» What you are asked to do: Read the lines that follow and pick out every one containing the word "WordPress".

--- BEGIN Records for this exercise ---

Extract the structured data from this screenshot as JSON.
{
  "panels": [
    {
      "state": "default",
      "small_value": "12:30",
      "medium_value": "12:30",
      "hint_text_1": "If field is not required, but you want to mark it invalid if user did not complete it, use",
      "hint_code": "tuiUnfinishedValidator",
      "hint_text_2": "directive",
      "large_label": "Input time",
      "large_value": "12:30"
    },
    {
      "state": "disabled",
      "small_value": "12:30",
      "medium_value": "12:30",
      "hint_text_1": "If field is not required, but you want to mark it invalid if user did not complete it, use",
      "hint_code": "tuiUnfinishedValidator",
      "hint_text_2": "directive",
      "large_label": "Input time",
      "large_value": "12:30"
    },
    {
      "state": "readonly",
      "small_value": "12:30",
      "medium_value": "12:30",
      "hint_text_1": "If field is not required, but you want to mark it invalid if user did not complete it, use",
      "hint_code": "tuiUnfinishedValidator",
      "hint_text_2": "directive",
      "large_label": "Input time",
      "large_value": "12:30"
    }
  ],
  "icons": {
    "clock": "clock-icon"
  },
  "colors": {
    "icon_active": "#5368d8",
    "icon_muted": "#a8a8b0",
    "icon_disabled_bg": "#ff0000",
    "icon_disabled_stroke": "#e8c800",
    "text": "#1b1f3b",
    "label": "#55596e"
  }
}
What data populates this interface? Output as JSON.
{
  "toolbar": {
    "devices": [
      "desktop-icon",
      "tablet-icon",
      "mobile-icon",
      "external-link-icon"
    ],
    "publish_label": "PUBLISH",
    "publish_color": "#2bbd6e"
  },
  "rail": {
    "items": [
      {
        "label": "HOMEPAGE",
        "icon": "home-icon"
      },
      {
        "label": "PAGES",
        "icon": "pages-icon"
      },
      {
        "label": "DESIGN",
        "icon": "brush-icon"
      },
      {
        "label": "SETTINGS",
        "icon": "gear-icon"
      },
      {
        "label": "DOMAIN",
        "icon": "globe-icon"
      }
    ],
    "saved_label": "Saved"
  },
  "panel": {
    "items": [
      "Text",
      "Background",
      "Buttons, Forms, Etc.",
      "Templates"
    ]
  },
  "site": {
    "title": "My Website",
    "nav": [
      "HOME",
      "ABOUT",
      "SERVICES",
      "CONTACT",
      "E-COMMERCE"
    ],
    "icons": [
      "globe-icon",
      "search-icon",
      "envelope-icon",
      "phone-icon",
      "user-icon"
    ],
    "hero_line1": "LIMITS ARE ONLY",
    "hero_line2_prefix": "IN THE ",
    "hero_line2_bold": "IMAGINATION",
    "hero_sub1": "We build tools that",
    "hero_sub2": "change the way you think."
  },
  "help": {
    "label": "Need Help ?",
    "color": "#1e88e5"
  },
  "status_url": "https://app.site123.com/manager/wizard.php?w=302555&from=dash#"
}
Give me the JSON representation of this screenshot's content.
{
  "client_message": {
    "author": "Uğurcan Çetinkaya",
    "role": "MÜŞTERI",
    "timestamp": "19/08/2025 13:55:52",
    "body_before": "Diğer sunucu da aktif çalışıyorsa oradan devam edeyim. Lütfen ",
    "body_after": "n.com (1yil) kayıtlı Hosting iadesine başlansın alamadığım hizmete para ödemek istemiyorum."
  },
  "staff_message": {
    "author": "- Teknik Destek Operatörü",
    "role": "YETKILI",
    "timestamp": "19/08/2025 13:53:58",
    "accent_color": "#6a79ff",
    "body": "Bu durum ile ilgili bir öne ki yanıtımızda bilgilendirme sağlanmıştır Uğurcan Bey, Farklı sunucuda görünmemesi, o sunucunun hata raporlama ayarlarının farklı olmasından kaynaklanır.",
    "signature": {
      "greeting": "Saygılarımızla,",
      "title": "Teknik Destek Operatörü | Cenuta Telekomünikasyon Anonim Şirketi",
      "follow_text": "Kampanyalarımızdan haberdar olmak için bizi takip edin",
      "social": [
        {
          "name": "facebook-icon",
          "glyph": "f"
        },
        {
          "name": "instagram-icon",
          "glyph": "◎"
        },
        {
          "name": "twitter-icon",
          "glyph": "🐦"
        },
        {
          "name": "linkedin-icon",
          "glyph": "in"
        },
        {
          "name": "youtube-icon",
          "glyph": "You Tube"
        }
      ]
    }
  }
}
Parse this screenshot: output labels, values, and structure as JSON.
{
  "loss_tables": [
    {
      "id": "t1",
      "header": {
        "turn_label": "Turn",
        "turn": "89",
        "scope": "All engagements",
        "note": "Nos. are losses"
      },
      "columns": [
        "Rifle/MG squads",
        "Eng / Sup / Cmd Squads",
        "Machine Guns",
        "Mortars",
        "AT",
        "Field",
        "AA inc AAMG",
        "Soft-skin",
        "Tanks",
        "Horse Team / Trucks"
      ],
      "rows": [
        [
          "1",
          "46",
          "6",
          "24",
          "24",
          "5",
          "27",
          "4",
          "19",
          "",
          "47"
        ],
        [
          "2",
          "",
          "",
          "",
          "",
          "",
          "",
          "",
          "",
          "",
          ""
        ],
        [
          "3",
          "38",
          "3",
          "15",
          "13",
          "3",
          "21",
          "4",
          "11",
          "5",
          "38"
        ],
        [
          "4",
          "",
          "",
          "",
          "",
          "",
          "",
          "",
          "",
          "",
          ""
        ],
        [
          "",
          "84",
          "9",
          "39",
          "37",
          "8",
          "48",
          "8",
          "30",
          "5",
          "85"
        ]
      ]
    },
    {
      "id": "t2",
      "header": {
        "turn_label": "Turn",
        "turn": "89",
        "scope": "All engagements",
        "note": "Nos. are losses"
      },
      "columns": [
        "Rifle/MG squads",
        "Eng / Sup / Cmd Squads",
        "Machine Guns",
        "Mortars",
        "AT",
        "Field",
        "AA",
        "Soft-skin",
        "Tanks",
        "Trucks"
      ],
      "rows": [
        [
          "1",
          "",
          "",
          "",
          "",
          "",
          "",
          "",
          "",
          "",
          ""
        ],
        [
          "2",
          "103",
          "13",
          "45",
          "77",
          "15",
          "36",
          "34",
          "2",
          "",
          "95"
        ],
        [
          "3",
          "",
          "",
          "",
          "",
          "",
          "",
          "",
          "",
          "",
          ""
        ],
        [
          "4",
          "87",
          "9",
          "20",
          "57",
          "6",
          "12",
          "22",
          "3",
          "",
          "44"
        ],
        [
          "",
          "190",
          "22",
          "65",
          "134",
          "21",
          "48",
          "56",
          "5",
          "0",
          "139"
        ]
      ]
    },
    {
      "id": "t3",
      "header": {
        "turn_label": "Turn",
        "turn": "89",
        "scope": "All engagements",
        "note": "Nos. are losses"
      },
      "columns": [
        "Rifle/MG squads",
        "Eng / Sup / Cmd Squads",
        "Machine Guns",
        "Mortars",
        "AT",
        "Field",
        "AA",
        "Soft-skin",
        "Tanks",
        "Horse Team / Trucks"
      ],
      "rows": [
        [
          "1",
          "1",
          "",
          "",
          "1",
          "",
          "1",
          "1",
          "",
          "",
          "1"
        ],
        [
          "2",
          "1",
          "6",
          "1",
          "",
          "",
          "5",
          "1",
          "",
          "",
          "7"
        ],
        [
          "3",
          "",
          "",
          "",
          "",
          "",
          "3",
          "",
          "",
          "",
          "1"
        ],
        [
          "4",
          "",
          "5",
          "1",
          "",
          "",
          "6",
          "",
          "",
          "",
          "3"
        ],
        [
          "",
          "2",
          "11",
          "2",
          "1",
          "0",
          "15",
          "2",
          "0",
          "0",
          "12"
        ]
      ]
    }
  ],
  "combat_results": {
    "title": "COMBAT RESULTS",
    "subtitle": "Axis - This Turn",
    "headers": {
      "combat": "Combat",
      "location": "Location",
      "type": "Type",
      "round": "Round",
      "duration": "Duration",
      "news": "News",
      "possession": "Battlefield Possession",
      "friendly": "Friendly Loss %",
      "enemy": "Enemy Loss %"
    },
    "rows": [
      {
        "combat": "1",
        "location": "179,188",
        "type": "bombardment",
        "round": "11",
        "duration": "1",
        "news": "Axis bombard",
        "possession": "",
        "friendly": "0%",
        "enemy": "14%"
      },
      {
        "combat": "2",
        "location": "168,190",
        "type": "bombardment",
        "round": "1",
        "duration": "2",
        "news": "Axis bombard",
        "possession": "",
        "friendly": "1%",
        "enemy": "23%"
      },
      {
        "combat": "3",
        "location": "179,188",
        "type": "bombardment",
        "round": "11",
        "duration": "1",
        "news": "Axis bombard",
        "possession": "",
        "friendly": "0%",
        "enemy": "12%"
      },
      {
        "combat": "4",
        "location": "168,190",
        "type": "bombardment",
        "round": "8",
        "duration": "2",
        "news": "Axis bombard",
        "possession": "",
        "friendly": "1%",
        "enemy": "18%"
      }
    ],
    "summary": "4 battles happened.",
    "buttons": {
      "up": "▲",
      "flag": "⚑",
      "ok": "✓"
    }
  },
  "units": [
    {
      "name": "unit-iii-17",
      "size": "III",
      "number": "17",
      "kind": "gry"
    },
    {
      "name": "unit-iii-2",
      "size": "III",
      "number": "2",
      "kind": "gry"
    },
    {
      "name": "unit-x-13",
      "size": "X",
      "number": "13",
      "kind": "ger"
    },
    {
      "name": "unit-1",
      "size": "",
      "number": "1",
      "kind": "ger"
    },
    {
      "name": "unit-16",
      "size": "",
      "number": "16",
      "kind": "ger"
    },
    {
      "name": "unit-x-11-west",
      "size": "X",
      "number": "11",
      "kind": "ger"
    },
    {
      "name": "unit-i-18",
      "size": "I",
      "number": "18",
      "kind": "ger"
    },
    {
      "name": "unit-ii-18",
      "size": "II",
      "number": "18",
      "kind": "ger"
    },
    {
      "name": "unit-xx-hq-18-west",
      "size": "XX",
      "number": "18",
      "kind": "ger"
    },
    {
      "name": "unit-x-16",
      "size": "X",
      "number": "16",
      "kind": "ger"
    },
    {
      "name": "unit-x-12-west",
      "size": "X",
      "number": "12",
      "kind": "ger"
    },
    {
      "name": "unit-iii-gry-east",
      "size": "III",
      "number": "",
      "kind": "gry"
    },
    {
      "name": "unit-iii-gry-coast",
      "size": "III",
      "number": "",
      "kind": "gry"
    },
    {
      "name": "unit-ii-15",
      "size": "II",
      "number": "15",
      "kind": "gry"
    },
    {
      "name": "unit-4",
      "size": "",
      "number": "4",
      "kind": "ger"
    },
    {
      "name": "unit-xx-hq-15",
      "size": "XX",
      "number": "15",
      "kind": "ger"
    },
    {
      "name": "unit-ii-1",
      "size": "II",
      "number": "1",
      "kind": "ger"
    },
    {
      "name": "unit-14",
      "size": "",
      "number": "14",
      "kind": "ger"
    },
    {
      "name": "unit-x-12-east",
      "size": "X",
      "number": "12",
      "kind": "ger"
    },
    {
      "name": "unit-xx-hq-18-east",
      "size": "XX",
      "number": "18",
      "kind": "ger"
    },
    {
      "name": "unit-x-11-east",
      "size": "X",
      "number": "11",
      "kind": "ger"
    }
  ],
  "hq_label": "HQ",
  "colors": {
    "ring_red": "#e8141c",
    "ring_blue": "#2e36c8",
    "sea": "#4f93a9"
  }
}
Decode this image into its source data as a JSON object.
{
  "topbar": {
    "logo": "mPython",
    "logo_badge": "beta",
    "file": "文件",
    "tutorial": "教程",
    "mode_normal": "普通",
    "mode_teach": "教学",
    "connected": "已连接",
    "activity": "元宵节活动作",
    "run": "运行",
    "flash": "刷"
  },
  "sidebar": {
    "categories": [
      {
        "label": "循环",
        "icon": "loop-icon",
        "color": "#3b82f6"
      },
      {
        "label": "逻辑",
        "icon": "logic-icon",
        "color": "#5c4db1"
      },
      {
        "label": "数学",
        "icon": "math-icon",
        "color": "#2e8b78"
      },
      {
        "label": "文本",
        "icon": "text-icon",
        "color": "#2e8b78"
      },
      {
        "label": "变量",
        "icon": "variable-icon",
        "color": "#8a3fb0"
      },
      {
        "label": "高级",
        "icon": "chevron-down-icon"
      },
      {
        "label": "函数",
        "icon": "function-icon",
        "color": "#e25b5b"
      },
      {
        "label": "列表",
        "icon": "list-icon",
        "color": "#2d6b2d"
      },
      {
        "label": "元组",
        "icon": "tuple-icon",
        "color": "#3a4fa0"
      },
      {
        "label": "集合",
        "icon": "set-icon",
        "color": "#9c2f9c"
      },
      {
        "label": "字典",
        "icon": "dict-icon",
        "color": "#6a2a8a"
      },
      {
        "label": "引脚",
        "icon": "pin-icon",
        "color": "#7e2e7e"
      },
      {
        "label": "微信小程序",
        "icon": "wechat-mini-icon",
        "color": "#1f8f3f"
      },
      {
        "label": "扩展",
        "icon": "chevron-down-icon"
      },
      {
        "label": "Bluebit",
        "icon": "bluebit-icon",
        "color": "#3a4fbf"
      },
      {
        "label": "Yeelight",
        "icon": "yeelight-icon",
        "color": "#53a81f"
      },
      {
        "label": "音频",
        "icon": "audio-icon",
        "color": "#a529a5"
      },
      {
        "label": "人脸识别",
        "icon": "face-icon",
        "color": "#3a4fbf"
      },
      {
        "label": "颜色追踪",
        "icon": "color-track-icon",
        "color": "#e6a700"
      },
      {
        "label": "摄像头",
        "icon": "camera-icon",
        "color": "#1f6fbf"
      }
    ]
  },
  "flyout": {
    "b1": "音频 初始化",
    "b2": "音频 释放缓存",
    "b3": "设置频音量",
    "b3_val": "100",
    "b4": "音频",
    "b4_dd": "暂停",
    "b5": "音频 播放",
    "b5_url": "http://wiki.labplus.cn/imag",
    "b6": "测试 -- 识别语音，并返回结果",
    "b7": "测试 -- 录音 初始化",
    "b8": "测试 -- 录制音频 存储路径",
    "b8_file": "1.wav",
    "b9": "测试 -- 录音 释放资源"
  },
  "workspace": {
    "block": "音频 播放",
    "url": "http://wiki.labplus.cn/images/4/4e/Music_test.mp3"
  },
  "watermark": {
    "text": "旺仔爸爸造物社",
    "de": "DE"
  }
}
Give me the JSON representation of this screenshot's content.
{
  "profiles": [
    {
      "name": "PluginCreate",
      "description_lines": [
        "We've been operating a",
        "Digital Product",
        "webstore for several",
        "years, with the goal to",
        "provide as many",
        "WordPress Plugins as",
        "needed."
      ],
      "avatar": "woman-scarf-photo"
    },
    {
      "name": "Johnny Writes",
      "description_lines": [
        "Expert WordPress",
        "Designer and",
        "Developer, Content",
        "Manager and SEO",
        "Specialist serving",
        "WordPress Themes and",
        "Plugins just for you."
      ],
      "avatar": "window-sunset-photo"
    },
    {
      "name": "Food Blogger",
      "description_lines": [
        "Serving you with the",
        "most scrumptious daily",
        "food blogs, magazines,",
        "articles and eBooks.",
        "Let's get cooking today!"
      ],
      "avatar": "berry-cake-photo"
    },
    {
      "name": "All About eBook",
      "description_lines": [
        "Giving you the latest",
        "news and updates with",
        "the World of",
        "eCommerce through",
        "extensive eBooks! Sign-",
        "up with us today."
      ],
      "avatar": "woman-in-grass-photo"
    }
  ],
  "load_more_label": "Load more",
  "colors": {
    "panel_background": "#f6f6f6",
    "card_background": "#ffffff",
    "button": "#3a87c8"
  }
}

--- END Records for this exercise ---

» Exercise result:
        "WordPress Plugins as",
        "Expert WordPress",
        "WordPress Themes and",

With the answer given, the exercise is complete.